--- Begin ---

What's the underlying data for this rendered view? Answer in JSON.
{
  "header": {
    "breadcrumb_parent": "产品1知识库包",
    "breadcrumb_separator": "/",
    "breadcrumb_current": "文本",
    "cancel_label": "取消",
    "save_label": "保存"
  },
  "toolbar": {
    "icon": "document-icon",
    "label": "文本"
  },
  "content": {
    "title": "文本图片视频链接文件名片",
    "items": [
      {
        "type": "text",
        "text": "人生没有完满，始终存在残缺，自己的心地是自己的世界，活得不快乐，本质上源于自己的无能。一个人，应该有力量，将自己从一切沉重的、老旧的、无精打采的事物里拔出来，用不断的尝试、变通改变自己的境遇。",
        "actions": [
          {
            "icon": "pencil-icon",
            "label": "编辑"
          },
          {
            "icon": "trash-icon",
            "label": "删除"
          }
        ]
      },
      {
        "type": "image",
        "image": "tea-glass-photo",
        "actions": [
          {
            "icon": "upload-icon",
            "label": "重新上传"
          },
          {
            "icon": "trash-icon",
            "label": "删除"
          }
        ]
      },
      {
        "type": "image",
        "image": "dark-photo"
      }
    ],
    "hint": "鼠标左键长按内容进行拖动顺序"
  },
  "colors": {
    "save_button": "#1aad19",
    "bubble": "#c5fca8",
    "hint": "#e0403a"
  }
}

--- End ---

Job:
Find all lines holding the string "photo" and copy them.

Worked solution:
        "image": "tea-glass-photo",
        "image": "dark-photo"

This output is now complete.